* [Your goal] Please reproduce the following data line for line, with no changes.

Dataset entries:
_ _ _ _ _ _ _
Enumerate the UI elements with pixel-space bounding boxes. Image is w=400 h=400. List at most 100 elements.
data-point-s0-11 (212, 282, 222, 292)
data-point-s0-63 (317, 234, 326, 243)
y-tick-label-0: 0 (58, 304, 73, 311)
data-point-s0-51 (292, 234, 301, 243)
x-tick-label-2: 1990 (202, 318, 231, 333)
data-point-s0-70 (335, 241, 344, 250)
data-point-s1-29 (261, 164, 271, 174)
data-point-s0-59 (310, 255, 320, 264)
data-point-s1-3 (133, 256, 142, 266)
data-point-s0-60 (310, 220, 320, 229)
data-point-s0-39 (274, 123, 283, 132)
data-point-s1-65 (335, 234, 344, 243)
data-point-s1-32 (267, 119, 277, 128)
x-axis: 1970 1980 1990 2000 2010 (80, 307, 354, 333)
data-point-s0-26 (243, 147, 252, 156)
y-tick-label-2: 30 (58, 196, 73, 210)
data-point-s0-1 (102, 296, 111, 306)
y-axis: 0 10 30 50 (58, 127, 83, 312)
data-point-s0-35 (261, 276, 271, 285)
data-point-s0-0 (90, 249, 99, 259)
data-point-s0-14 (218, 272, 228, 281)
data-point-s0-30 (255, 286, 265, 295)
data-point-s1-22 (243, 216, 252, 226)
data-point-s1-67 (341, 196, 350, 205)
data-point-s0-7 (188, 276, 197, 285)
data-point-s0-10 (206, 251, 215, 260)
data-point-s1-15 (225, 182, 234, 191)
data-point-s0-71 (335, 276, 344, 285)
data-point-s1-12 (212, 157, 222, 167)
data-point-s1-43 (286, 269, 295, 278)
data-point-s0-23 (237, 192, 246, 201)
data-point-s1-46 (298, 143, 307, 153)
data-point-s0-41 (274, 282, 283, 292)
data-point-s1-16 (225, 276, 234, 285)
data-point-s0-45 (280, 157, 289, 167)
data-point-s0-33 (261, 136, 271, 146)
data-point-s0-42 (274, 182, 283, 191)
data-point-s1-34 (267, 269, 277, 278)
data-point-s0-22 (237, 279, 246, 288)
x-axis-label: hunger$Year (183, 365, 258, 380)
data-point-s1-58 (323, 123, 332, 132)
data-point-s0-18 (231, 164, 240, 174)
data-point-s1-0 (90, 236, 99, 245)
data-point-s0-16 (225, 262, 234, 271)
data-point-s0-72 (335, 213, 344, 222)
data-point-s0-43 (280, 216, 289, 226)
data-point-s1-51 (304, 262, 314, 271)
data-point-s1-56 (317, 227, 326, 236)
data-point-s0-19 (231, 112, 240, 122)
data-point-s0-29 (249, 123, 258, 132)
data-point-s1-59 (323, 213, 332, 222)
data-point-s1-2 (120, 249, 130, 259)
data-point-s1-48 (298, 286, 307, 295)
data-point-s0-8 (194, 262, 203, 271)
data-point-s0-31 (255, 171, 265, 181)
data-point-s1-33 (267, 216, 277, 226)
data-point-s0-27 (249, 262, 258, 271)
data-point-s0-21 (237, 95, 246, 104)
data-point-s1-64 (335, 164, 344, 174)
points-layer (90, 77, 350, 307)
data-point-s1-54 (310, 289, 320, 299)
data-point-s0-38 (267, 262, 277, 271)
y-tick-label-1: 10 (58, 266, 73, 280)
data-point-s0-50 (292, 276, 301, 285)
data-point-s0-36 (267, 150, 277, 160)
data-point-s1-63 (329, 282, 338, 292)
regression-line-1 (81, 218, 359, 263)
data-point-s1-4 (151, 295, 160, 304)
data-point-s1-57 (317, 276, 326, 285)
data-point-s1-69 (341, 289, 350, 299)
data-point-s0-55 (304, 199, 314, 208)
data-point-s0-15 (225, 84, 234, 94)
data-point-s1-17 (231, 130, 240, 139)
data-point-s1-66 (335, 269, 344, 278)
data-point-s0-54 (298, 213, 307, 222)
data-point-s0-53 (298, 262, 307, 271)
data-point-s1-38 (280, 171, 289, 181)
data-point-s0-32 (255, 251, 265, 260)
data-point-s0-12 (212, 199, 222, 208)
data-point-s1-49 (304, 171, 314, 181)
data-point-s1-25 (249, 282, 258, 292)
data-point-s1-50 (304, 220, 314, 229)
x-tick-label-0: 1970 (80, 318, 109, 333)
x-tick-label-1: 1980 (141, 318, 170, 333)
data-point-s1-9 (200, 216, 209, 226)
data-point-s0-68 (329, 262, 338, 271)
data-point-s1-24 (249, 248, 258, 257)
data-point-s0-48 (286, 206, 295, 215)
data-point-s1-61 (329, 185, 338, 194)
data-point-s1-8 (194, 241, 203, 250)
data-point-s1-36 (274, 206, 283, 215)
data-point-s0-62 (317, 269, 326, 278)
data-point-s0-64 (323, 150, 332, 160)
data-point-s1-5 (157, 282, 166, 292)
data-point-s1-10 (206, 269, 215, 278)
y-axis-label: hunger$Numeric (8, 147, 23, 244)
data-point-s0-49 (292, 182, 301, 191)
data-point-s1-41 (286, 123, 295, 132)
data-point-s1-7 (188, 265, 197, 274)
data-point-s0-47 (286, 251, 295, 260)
_ _ _ _ _ _ _
* [Exercise result]
Enumerate the UI elements with pixel-space bounding boxes. Image is w=400 h=400. List at most 100 elements.
data-point-s0-11 (212, 282, 222, 292)
data-point-s0-63 (317, 234, 326, 243)
y-tick-label-0: 0 (58, 304, 73, 311)
data-point-s0-51 (292, 234, 301, 243)
x-tick-label-2: 1990 (202, 318, 231, 333)
data-point-s0-70 (335, 241, 344, 250)
data-point-s1-29 (261, 164, 271, 174)
data-point-s0-59 (310, 255, 320, 264)
data-point-s1-3 (133, 256, 142, 266)
data-point-s0-60 (310, 220, 320, 229)
data-point-s0-39 (274, 123, 283, 132)
data-point-s1-65 (335, 234, 344, 243)
data-point-s1-32 (267, 119, 277, 128)
x-axis: 1970 1980 1990 2000 2010 (80, 307, 354, 333)
data-point-s0-26 (243, 147, 252, 156)
y-tick-label-2: 30 (58, 196, 73, 210)
data-point-s0-1 (102, 296, 111, 306)
y-axis: 0 10 30 50 (58, 127, 83, 312)
data-point-s0-35 (261, 276, 271, 285)
data-point-s0-0 (90, 249, 99, 259)
data-point-s0-14 (218, 272, 228, 281)
data-point-s0-30 (255, 286, 265, 295)
data-point-s1-22 (243, 216, 252, 226)
data-point-s1-67 (341, 196, 350, 205)
data-point-s0-7 (188, 276, 197, 285)
data-point-s0-10 (206, 251, 215, 260)
data-point-s1-15 (225, 182, 234, 191)
data-point-s0-71 (335, 276, 344, 285)
data-point-s1-12 (212, 157, 222, 167)
data-point-s1-43 (286, 269, 295, 278)
data-point-s0-23 (237, 192, 246, 201)
data-point-s1-46 (298, 143, 307, 153)
data-point-s0-41 (274, 282, 283, 292)
data-point-s1-16 (225, 276, 234, 285)
data-point-s0-45 (280, 157, 289, 167)
data-point-s0-33 (261, 136, 271, 146)
data-point-s0-42 (274, 182, 283, 191)
data-point-s1-34 (267, 269, 277, 278)
data-point-s0-22 (237, 279, 246, 288)
x-axis-label: hunger$Year (183, 365, 258, 380)
data-point-s1-58 (323, 123, 332, 132)
data-point-s0-18 (231, 164, 240, 174)
data-point-s1-0 (90, 236, 99, 245)
data-point-s0-16 (225, 262, 234, 271)
data-point-s0-72 (335, 213, 344, 222)
data-point-s0-43 (280, 216, 289, 226)
data-point-s1-51 (304, 262, 314, 271)
data-point-s1-56 (317, 227, 326, 236)
data-point-s0-19 (231, 112, 240, 122)
data-point-s0-29 (249, 123, 258, 132)
data-point-s1-59 (323, 213, 332, 222)
data-point-s1-2 (120, 249, 130, 259)
data-point-s1-48 (298, 286, 307, 295)
data-point-s0-8 (194, 262, 203, 271)
data-point-s0-31 (255, 171, 265, 181)
data-point-s1-33 (267, 216, 277, 226)
data-point-s0-27 (249, 262, 258, 271)
data-point-s0-21 (237, 95, 246, 104)
data-point-s1-64 (335, 164, 344, 174)
points-layer (90, 77, 350, 307)
data-point-s1-54 (310, 289, 320, 299)
data-point-s0-38 (267, 262, 277, 271)
y-tick-label-1: 10 (58, 266, 73, 280)
data-point-s0-50 (292, 276, 301, 285)
data-point-s0-36 (267, 150, 277, 160)
data-point-s1-63 (329, 282, 338, 292)
regression-line-1 (81, 218, 359, 263)
data-point-s1-4 (151, 295, 160, 304)
data-point-s1-57 (317, 276, 326, 285)
data-point-s1-69 (341, 289, 350, 299)
data-point-s0-55 (304, 199, 314, 208)
data-point-s0-15 (225, 84, 234, 94)
data-point-s1-17 (231, 130, 240, 139)
data-point-s1-66 (335, 269, 344, 278)
data-point-s0-54 (298, 213, 307, 222)
data-point-s0-53 (298, 262, 307, 271)
data-point-s1-38 (280, 171, 289, 181)
data-point-s0-32 (255, 251, 265, 260)
data-point-s0-12 (212, 199, 222, 208)
data-point-s1-49 (304, 171, 314, 181)
data-point-s1-25 (249, 282, 258, 292)
data-point-s1-50 (304, 220, 314, 229)
x-tick-label-0: 1970 (80, 318, 109, 333)
x-tick-label-1: 1980 (141, 318, 170, 333)
data-point-s1-9 (200, 216, 209, 226)
data-point-s0-68 (329, 262, 338, 271)
data-point-s1-24 (249, 248, 258, 257)
data-point-s0-48 (286, 206, 295, 215)
data-point-s1-61 (329, 185, 338, 194)
data-point-s1-8 (194, 241, 203, 250)
data-point-s1-36 (274, 206, 283, 215)
data-point-s0-62 (317, 269, 326, 278)
data-point-s0-64 (323, 150, 332, 160)
data-point-s1-5 (157, 282, 166, 292)
data-point-s1-10 (206, 269, 215, 278)
y-axis-label: hunger$Numeric (8, 147, 23, 244)
data-point-s0-49 (292, 182, 301, 191)
data-point-s1-41 (286, 123, 295, 132)
data-point-s1-7 (188, 265, 197, 274)
data-point-s0-47 (286, 251, 295, 260)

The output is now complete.